**THE REQUEST:**
Copy every entry precisely.

## Begin DATA LINES

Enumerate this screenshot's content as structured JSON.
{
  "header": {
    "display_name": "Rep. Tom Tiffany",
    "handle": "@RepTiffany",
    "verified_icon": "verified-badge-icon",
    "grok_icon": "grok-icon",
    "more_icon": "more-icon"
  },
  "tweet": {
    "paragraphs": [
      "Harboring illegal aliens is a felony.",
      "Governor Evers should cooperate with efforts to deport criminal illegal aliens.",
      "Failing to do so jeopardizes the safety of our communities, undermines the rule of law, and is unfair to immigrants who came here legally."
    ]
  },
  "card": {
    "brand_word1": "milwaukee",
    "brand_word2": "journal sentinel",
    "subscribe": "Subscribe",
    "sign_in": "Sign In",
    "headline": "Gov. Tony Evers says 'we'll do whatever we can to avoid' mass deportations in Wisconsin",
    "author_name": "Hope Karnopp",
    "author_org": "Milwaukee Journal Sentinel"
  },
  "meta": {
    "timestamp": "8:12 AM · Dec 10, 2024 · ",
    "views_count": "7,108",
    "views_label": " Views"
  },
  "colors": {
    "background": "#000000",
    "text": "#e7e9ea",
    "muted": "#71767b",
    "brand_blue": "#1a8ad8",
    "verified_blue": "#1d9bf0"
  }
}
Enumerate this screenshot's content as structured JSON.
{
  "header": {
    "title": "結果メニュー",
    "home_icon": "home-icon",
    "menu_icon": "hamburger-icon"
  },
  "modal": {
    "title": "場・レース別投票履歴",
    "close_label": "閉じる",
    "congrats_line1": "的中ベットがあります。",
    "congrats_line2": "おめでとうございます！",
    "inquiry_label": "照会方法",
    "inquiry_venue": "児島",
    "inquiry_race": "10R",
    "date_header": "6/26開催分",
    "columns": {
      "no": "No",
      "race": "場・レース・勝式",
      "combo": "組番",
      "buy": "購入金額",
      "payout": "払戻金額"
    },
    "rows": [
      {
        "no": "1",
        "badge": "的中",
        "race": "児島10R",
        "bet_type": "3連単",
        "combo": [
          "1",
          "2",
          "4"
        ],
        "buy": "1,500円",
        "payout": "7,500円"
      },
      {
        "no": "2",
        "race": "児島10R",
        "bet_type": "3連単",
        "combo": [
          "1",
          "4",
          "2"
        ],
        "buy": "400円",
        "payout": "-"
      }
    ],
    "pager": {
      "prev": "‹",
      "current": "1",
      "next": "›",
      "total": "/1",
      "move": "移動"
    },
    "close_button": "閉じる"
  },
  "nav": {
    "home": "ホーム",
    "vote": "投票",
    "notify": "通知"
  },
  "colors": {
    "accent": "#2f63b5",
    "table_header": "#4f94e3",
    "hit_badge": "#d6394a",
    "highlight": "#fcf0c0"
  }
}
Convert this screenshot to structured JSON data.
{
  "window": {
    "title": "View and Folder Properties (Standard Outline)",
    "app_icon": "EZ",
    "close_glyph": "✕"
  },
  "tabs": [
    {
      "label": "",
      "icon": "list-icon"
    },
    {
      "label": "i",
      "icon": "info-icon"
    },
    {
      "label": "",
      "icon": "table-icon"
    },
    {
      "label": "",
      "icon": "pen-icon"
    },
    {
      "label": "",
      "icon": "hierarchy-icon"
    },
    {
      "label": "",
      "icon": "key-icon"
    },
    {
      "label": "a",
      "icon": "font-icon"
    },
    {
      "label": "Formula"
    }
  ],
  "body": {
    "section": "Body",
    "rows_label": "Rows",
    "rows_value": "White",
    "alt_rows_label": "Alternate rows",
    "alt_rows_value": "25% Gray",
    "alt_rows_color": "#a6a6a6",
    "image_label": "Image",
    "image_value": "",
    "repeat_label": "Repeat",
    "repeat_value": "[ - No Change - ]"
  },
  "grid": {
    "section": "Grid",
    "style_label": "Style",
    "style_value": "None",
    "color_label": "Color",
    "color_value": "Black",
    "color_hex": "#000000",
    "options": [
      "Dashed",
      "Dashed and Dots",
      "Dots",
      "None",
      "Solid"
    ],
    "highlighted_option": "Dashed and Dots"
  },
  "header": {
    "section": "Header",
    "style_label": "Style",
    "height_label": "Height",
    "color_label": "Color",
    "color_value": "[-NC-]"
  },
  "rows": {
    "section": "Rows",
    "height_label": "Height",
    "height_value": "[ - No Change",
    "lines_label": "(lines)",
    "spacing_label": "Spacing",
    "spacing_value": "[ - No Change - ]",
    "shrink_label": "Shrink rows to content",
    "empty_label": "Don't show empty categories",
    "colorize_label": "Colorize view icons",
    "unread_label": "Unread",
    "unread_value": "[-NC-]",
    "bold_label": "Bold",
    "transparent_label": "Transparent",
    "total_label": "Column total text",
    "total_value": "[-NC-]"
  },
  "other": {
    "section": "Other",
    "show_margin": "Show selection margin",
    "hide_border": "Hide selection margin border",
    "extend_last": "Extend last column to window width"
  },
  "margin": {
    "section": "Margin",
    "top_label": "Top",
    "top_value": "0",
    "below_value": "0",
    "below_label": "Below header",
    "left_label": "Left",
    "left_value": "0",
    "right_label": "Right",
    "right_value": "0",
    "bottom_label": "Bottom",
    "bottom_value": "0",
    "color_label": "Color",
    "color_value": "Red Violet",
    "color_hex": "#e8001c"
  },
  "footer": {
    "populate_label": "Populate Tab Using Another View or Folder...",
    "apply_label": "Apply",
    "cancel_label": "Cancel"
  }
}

## End DATA LINES

**TASK ANSWER:**
Enumerate this screenshot's content as structured JSON.
{
  "header": {
    "display_name": "Rep. Tom Tiffany",
    "handle": "@RepTiffany",
    "verified_icon": "verified-badge-icon",
    "grok_icon": "grok-icon",
    "more_icon": "more-icon"
  },
  "tweet": {
    "paragraphs": [
      "Harboring illegal aliens is a felony.",
      "Governor Evers should cooperate with efforts to deport criminal illegal aliens.",
      "Failing to do so jeopardizes the safety of our communities, undermines the rule of law, and is unfair to immigrants who came here legally."
    ]
  },
  "card": {
    "brand_word1": "milwaukee",
    "brand_word2": "journal sentinel",
    "subscribe": "Subscribe",
    "sign_in": "Sign In",
    "headline": "Gov. Tony Evers says 'we'll do whatever we can to avoid' mass deportations in Wisconsin",
    "author_name": "Hope Karnopp",
    "author_org": "Milwaukee Journal Sentinel"
  },
  "meta": {
    "timestamp": "8:12 AM · Dec 10, 2024 · ",
    "views_count": "7,108",
    "views_label": " Views"
  },
  "colors": {
    "background": "#000000",
    "text": "#e7e9ea",
    "muted": "#71767b",
    "brand_blue": "#1a8ad8",
    "verified_blue": "#1d9bf0"
  }
}
Enumerate this screenshot's content as structured JSON.
{
  "header": {
    "title": "結果メニュー",
    "home_icon": "home-icon",
    "menu_icon": "hamburger-icon"
  },
  "modal": {
    "title": "場・レース別投票履歴",
    "close_label": "閉じる",
    "congrats_line1": "的中ベットがあります。",
    "congrats_line2": "おめでとうございます！",
    "inquiry_label": "照会方法",
    "inquiry_venue": "児島",
    "inquiry_race": "10R",
    "date_header": "6/26開催分",
    "columns": {
      "no": "No",
      "race": "場・レース・勝式",
      "combo": "組番",
      "buy": "購入金額",
      "payout": "払戻金額"
    },
    "rows": [
      {
        "no": "1",
        "badge": "的中",
        "race": "児島10R",
        "bet_type": "3連単",
        "combo": [
          "1",
          "2",
          "4"
        ],
        "buy": "1,500円",
        "payout": "7,500円"
      },
      {
        "no": "2",
        "race": "児島10R",
        "bet_type": "3連単",
        "combo": [
          "1",
          "4",
          "2"
        ],
        "buy": "400円",
        "payout": "-"
      }
    ],
    "pager": {
      "prev": "‹",
      "current": "1",
      "next": "›",
      "total": "/1",
      "move": "移動"
    },
    "close_button": "閉じる"
  },
  "nav": {
    "home": "ホーム",
    "vote": "投票",
    "notify": "通知"
  },
  "colors": {
    "accent": "#2f63b5",
    "table_header": "#4f94e3",
    "hit_badge": "#d6394a",
    "highlight": "#fcf0c0"
  }
}
Convert this screenshot to structured JSON data.
{
  "window": {
    "title": "View and Folder Properties (Standard Outline)",
    "app_icon": "EZ",
    "close_glyph": "✕"
  },
  "tabs": [
    {
      "label": "",
      "icon": "list-icon"
    },
    {
      "label": "i",
      "icon": "info-icon"
    },
    {
      "label": "",
      "icon": "table-icon"
    },
    {
      "label": "",
      "icon": "pen-icon"
    },
    {
      "label": "",
      "icon": "hierarchy-icon"
    },
    {
      "label": "",
      "icon": "key-icon"
    },
    {
      "label": "a",
      "icon": "font-icon"
    },
    {
      "label": "Formula"
    }
  ],
  "body": {
    "section": "Body",
    "rows_label": "Rows",
    "rows_value": "White",
    "alt_rows_label": "Alternate rows",
    "alt_rows_value": "25% Gray",
    "alt_rows_color": "#a6a6a6",
    "image_label": "Image",
    "image_value": "",
    "repeat_label": "Repeat",
    "repeat_value": "[ - No Change - ]"
  },
  "grid": {
    "section": "Grid",
    "style_label": "Style",
    "style_value": "None",
    "color_label": "Color",
    "color_value": "Black",
    "color_hex": "#000000",
    "options": [
      "Dashed",
      "Dashed and Dots",
      "Dots",
      "None",
      "Solid"
    ],
    "highlighted_option": "Dashed and Dots"
  },
  "header": {
    "section": "Header",
    "style_label": "Style",
    "height_label": "Height",
    "color_label": "Color",
    "color_value": "[-NC-]"
  },
  "rows": {
    "section": "Rows",
    "height_label": "Height",
    "height_value": "[ - No Change",
    "lines_label": "(lines)",
    "spacing_label": "Spacing",
    "spacing_value": "[ - No Change - ]",
    "shrink_label": "Shrink rows to content",
    "empty_label": "Don't show empty categories",
    "colorize_label": "Colorize view icons",
    "unread_label": "Unread",
    "unread_value": "[-NC-]",
    "bold_label": "Bold",
    "transparent_label": "Transparent",
    "total_label": "Column total text",
    "total_value": "[-NC-]"
  },
  "other": {
    "section": "Other",
    "show_margin": "Show selection margin",
    "hide_border": "Hide selection margin border",
    "extend_last": "Extend last column to window width"
  },
  "margin": {
    "section": "Margin",
    "top_label": "Top",
    "top_value": "0",
    "below_value": "0",
    "below_label": "Below header",
    "left_label": "Left",
    "left_value": "0",
    "right_label": "Right",
    "right_value": "0",
    "bottom_label": "Bottom",
    "bottom_value": "0",
    "color_label": "Color",
    "color_value": "Red Violet",
    "color_hex": "#e8001c"
  },
  "footer": {
    "populate_label": "Populate Tab Using Another View or Folder...",
    "apply_label": "Apply",
    "cancel_label": "Cancel"
  }
}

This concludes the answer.